## Task goal
Please retype the data in full and exactly; the pictures are not part of the copy.
◇ ◇ ◇
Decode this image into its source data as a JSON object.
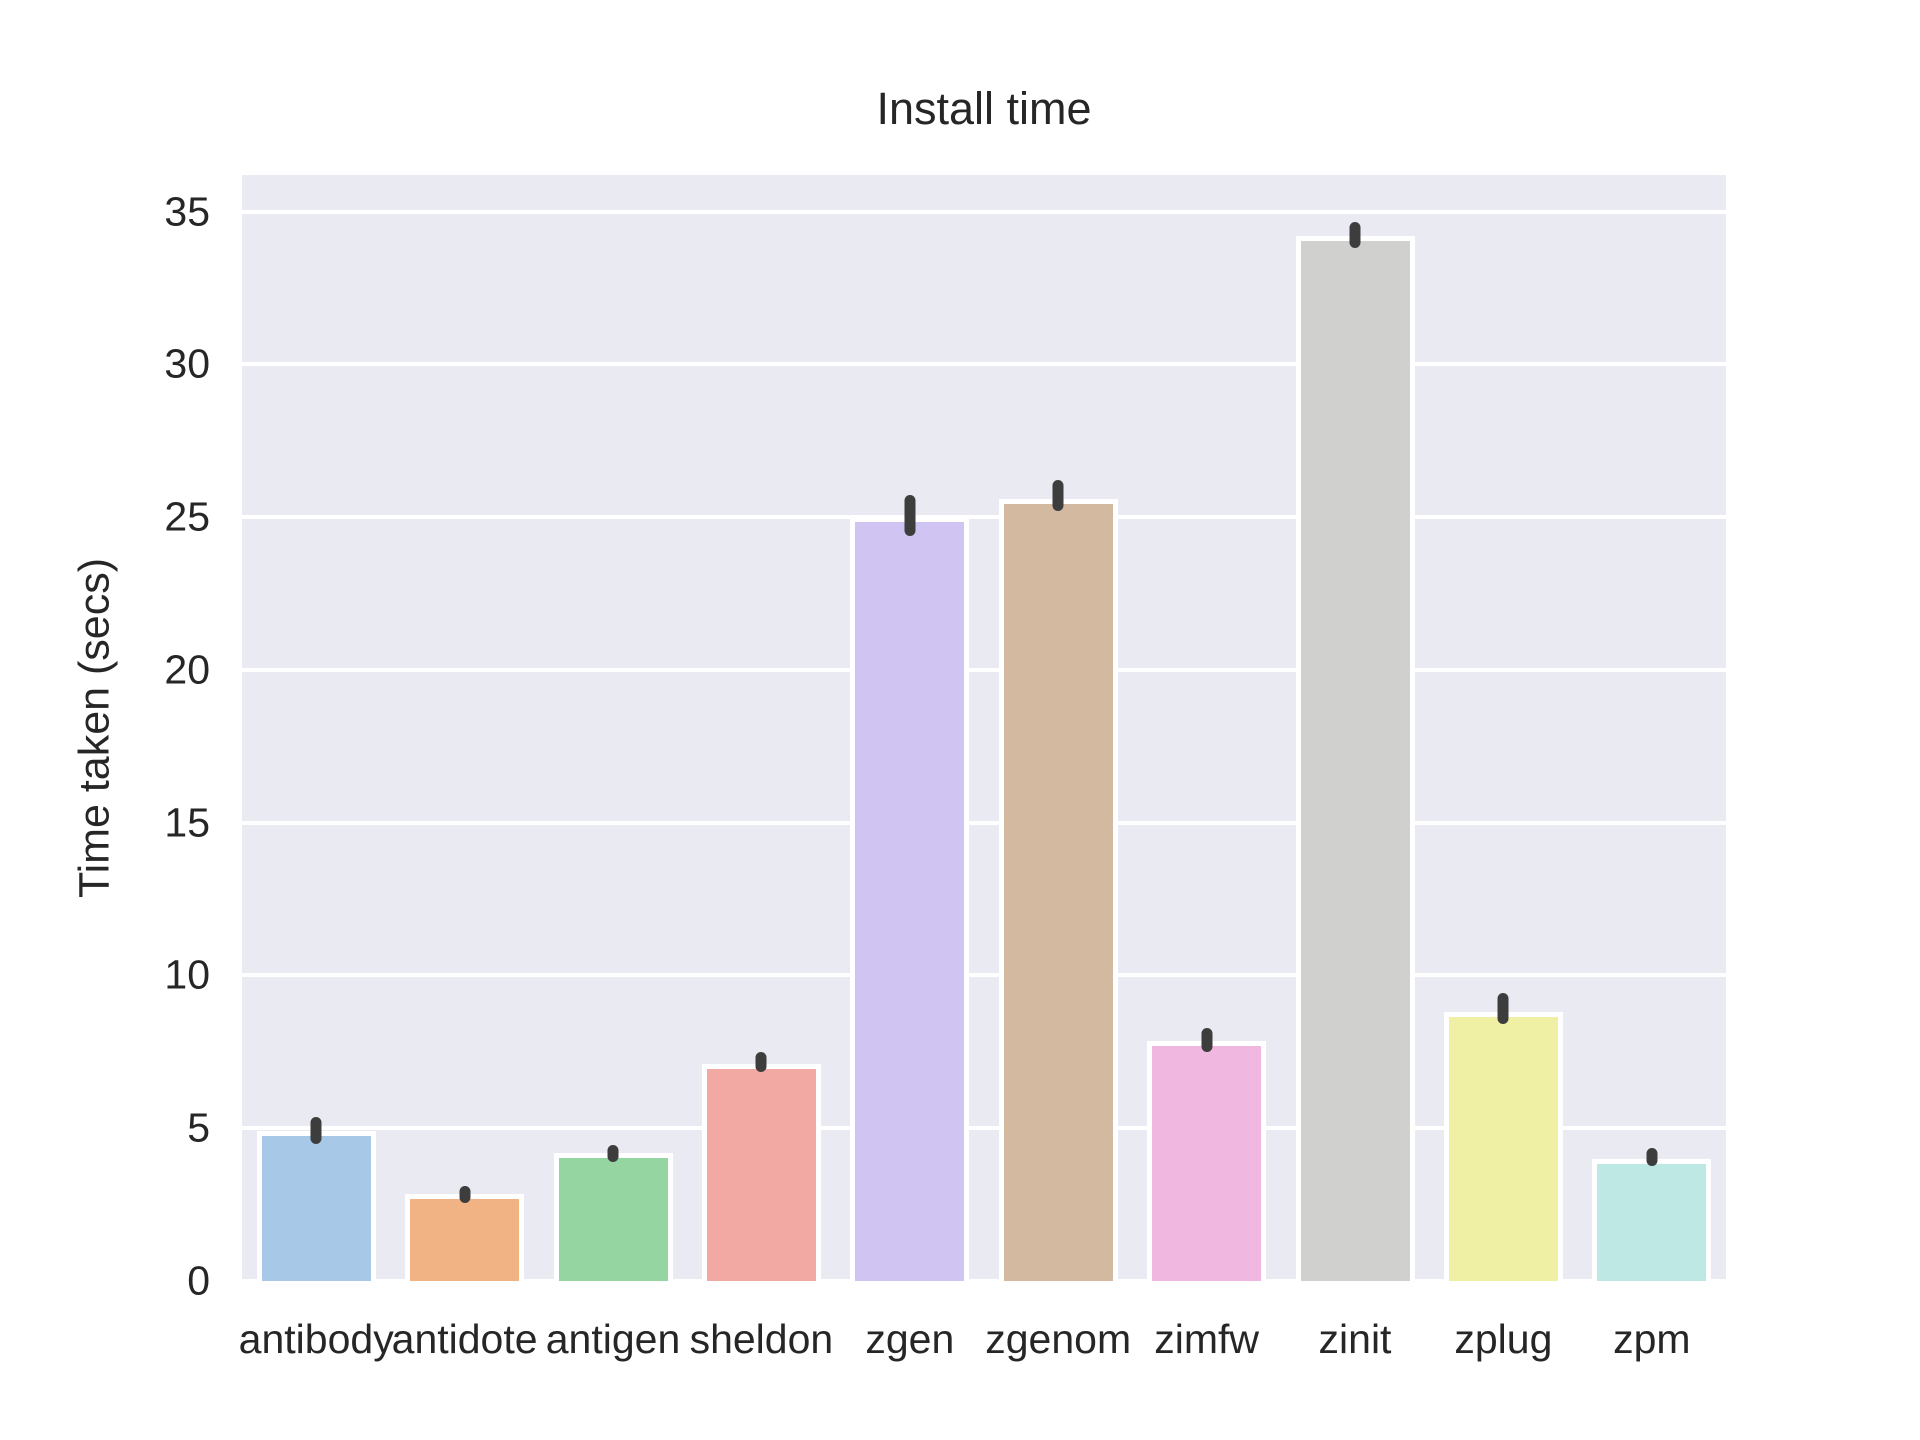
{
  "chart_data": {
    "type": "bar",
    "title": "Install time",
    "xlabel": "",
    "ylabel": "Time taken (secs)",
    "categories": [
      "antibody",
      "antidote",
      "antigen",
      "sheldon",
      "zgen",
      "zgenom",
      "zimfw",
      "zinit",
      "zplug",
      "zpm"
    ],
    "values": [
      4.9,
      2.85,
      4.2,
      7.1,
      25.0,
      25.6,
      7.85,
      34.2,
      8.8,
      4.0
    ],
    "error_intervals": [
      [
        4.5,
        5.4
      ],
      [
        2.55,
        3.1
      ],
      [
        3.9,
        4.45
      ],
      [
        6.85,
        7.5
      ],
      [
        24.4,
        25.75
      ],
      [
        25.2,
        26.2
      ],
      [
        7.5,
        8.3
      ],
      [
        33.8,
        34.65
      ],
      [
        8.4,
        9.4
      ],
      [
        3.75,
        4.35
      ]
    ],
    "bar_colors": [
      "#a8c8e8",
      "#f1b384",
      "#95d5a2",
      "#f2a9a4",
      "#cfc4f2",
      "#d2b9a0",
      "#f0b8e0",
      "#d0d0ce",
      "#f0f0a5",
      "#bee8e4"
    ],
    "yticks": [
      0,
      5,
      10,
      15,
      20,
      25,
      30,
      35
    ],
    "ylim": [
      0,
      36.2
    ],
    "grid": true,
    "legend": false,
    "plot_bg_color": "#eaeaf2",
    "grid_color": "#ffffff",
    "error_bar_color": "#3d3d3d",
    "text_color": "#262626",
    "bar_edge_color": "#ffffff"
  }
}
◇ ◇ ◇
## Exercise answer
Decode this image into its source data as a JSON object.
{
  "chart_data": {
    "type": "bar",
    "title": "Install time",
    "xlabel": "",
    "ylabel": "Time taken (secs)",
    "categories": [
      "antibody",
      "antidote",
      "antigen",
      "sheldon",
      "zgen",
      "zgenom",
      "zimfw",
      "zinit",
      "zplug",
      "zpm"
    ],
    "values": [
      4.9,
      2.85,
      4.2,
      7.1,
      25.0,
      25.6,
      7.85,
      34.2,
      8.8,
      4.0
    ],
    "error_intervals": [
      [
        4.5,
        5.4
      ],
      [
        2.55,
        3.1
      ],
      [
        3.9,
        4.45
      ],
      [
        6.85,
        7.5
      ],
      [
        24.4,
        25.75
      ],
      [
        25.2,
        26.2
      ],
      [
        7.5,
        8.3
      ],
      [
        33.8,
        34.65
      ],
      [
        8.4,
        9.4
      ],
      [
        3.75,
        4.35
      ]
    ],
    "bar_colors": [
      "#a8c8e8",
      "#f1b384",
      "#95d5a2",
      "#f2a9a4",
      "#cfc4f2",
      "#d2b9a0",
      "#f0b8e0",
      "#d0d0ce",
      "#f0f0a5",
      "#bee8e4"
    ],
    "yticks": [
      0,
      5,
      10,
      15,
      20,
      25,
      30,
      35
    ],
    "ylim": [
      0,
      36.2
    ],
    "grid": true,
    "legend": false,
    "plot_bg_color": "#eaeaf2",
    "grid_color": "#ffffff",
    "error_bar_color": "#3d3d3d",
    "text_color": "#262626",
    "bar_edge_color": "#ffffff"
  }
}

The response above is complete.